DATA:

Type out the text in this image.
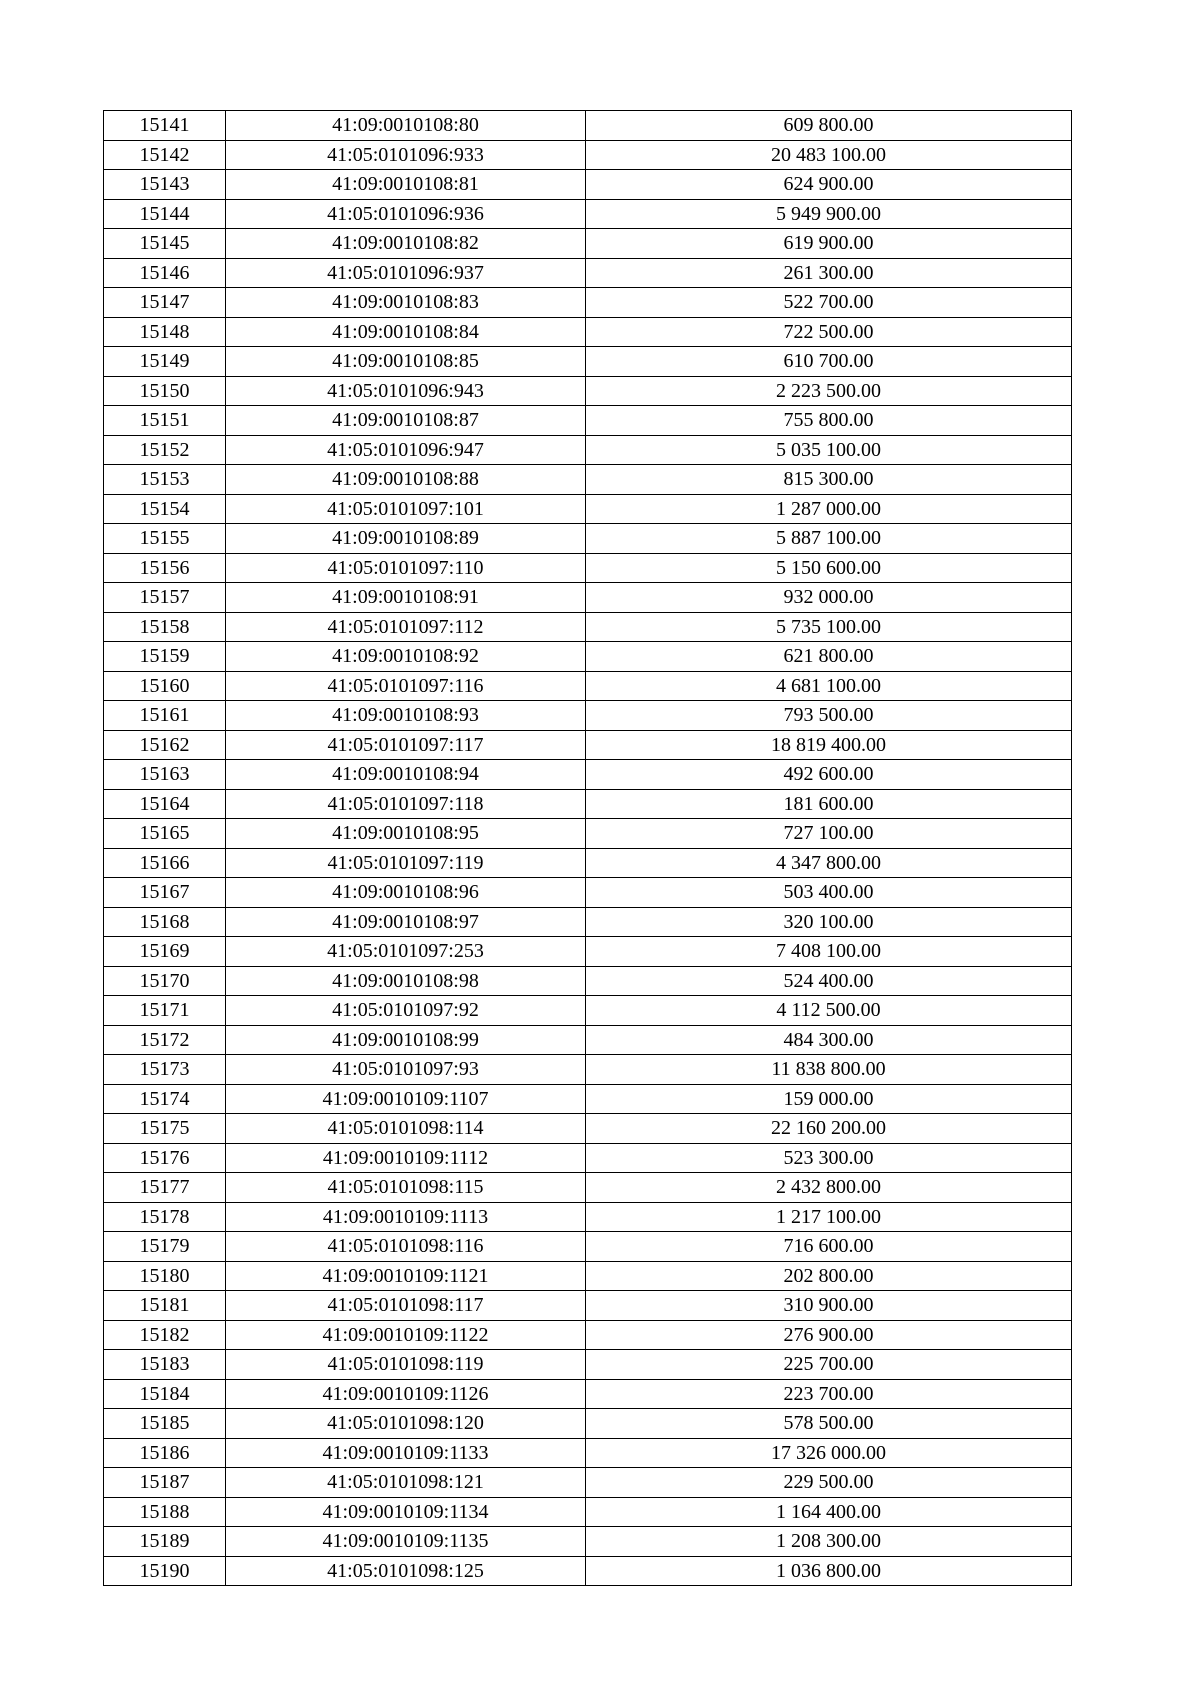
15141	41:09:0010108:80	609 800.00
15142	41:05:0101096:933	20 483 100.00
15143	41:09:0010108:81	624 900.00
15144	41:05:0101096:936	5 949 900.00
15145	41:09:0010108:82	619 900.00
15146	41:05:0101096:937	261 300.00
15147	41:09:0010108:83	522 700.00
15148	41:09:0010108:84	722 500.00
15149	41:09:0010108:85	610 700.00
15150	41:05:0101096:943	2 223 500.00
15151	41:09:0010108:87	755 800.00
15152	41:05:0101096:947	5 035 100.00
15153	41:09:0010108:88	815 300.00
15154	41:05:0101097:101	1 287 000.00
15155	41:09:0010108:89	5 887 100.00
15156	41:05:0101097:110	5 150 600.00
15157	41:09:0010108:91	932 000.00
15158	41:05:0101097:112	5 735 100.00
15159	41:09:0010108:92	621 800.00
15160	41:05:0101097:116	4 681 100.00
15161	41:09:0010108:93	793 500.00
15162	41:05:0101097:117	18 819 400.00
15163	41:09:0010108:94	492 600.00
15164	41:05:0101097:118	181 600.00
15165	41:09:0010108:95	727 100.00
15166	41:05:0101097:119	4 347 800.00
15167	41:09:0010108:96	503 400.00
15168	41:09:0010108:97	320 100.00
15169	41:05:0101097:253	7 408 100.00
15170	41:09:0010108:98	524 400.00
15171	41:05:0101097:92	4 112 500.00
15172	41:09:0010108:99	484 300.00
15173	41:05:0101097:93	11 838 800.00
15174	41:09:0010109:1107	159 000.00
15175	41:05:0101098:114	22 160 200.00
15176	41:09:0010109:1112	523 300.00
15177	41:05:0101098:115	2 432 800.00
15178	41:09:0010109:1113	1 217 100.00
15179	41:05:0101098:116	716 600.00
15180	41:09:0010109:1121	202 800.00
15181	41:05:0101098:117	310 900.00
15182	41:09:0010109:1122	276 900.00
15183	41:05:0101098:119	225 700.00
15184	41:09:0010109:1126	223 700.00
15185	41:05:0101098:120	578 500.00
15186	41:09:0010109:1133	17 326 000.00
15187	41:05:0101098:121	229 500.00
15188	41:09:0010109:1134	1 164 400.00
15189	41:09:0010109:1135	1 208 300.00
15190	41:05:0101098:125	1 036 800.00
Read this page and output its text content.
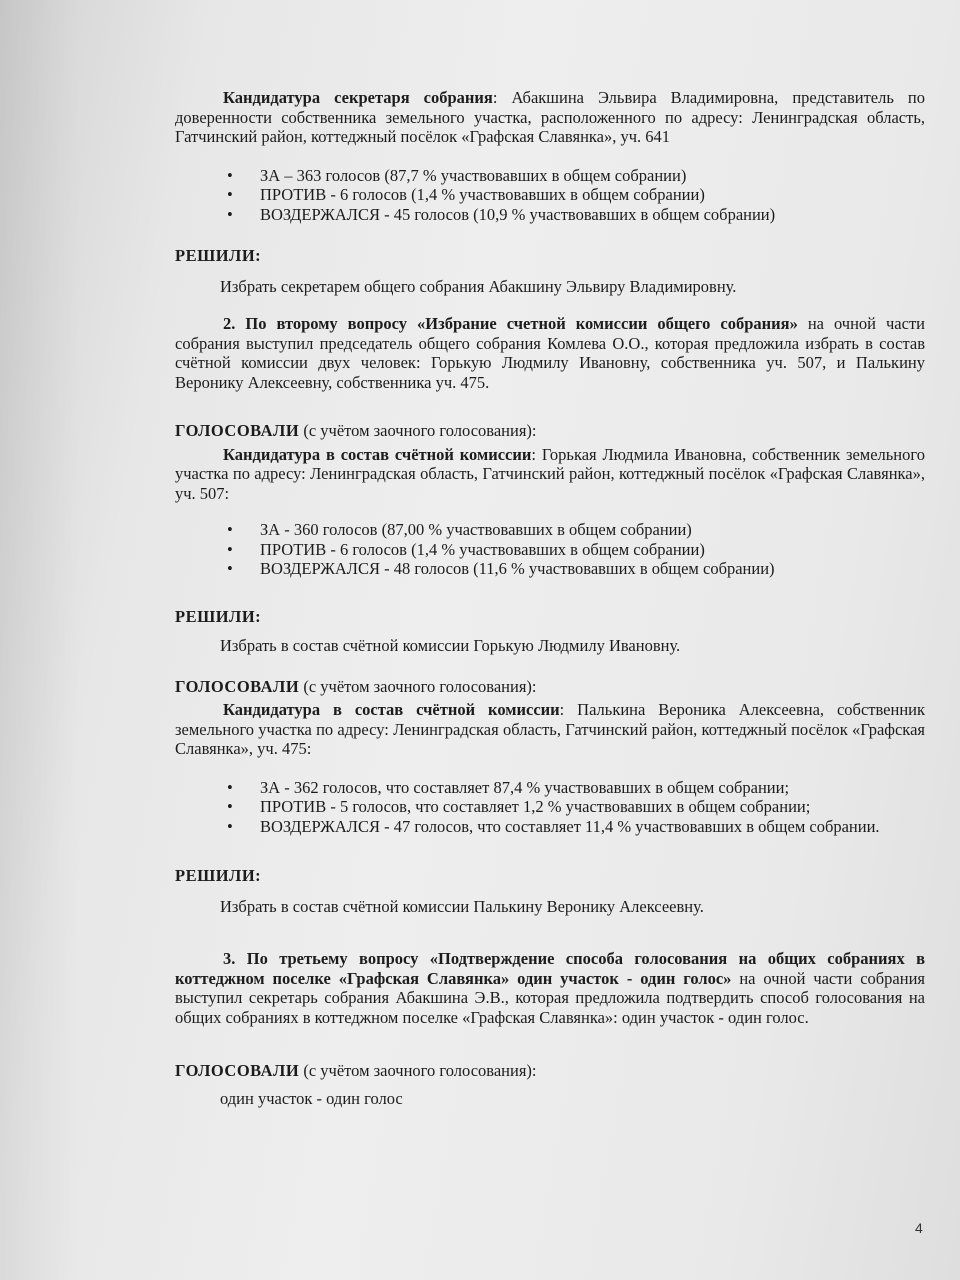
Кандидатура секретаря собрания: Абакшина Эльвира Владимировна, представитель по доверенности собственника земельного участка, расположенного по адресу: Ленинградская область, Гатчинский район, коттеджный посёлок «Графская Славянка», уч. 641

• ЗА – 363 голосов (87,7 % участвовавших в общем собрании)
• ПРОТИВ - 6 голосов (1,4 % участвовавших в общем собрании)
• ВОЗДЕРЖАЛСЯ - 45 голосов (10,9 % участвовавших в общем собрании)

РЕШИЛИ:

Избрать секретарем общего собрания Абакшину Эльвиру Владимировну.

2. По второму вопросу «Избрание счетной комиссии общего собрания» на очной части собрания выступил председатель общего собрания Комлева О.О., которая предложила избрать в состав счётной комиссии двух человек: Горькую Людмилу Ивановну, собственника уч. 507, и Палькину Веронику Алексеевну, собственника уч. 475.

ГОЛОСОВАЛИ (с учётом заочного голосования):

Кандидатура в состав счётной комиссии: Горькая Людмила Ивановна, собственник земельного участка по адресу: Ленинградская область, Гатчинский район, коттеджный посёлок «Графская Славянка», уч. 507:

• ЗА - 360 голосов (87,00 % участвовавших в общем собрании)
• ПРОТИВ - 6 голосов (1,4 % участвовавших в общем собрании)
• ВОЗДЕРЖАЛСЯ - 48 голосов (11,6 % участвовавших в общем собрании)

РЕШИЛИ:

Избрать в состав счётной комиссии Горькую Людмилу Ивановну.

ГОЛОСОВАЛИ (с учётом заочного голосования):

Кандидатура в состав счётной комиссии: Палькина Вероника Алексеевна, собственник земельного участка по адресу: Ленинградская область, Гатчинский район, коттеджный посёлок «Графская Славянка», уч. 475:

• ЗА - 362 голосов, что составляет 87,4 % участвовавших в общем собрании;
• ПРОТИВ - 5 голосов, что составляет 1,2 % участвовавших в общем собрании;
• ВОЗДЕРЖАЛСЯ - 47 голосов, что составляет 11,4 % участвовавших в общем собрании.

РЕШИЛИ:

Избрать в состав счётной комиссии Палькину Веронику Алексеевну.

3. По третьему вопросу «Подтверждение способа голосования на общих собраниях в коттеджном поселке «Графская Славянка» один участок - один голос» на очной части собрания выступил секретарь собрания Абакшина Э.В., которая предложила подтвердить способ голосования на общих собраниях в коттеджном поселке «Графская Славянка»: один участок - один голос.

ГОЛОСОВАЛИ (с учётом заочного голосования):

один участок - один голос

4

PROBLEM TO WORK ON:
Look through the records and gather each line with the word "составляет".

TASK OUTPUT:
• ЗА - 362 голосов, что составляет 87,4 % участвовавших в общем собрании;
• ПРОТИВ - 5 голосов, что составляет 1,2 % участвовавших в общем собрании;
• ВОЗДЕРЖАЛСЯ - 47 голосов, что составляет 11,4 % участвовавших в общем собрании.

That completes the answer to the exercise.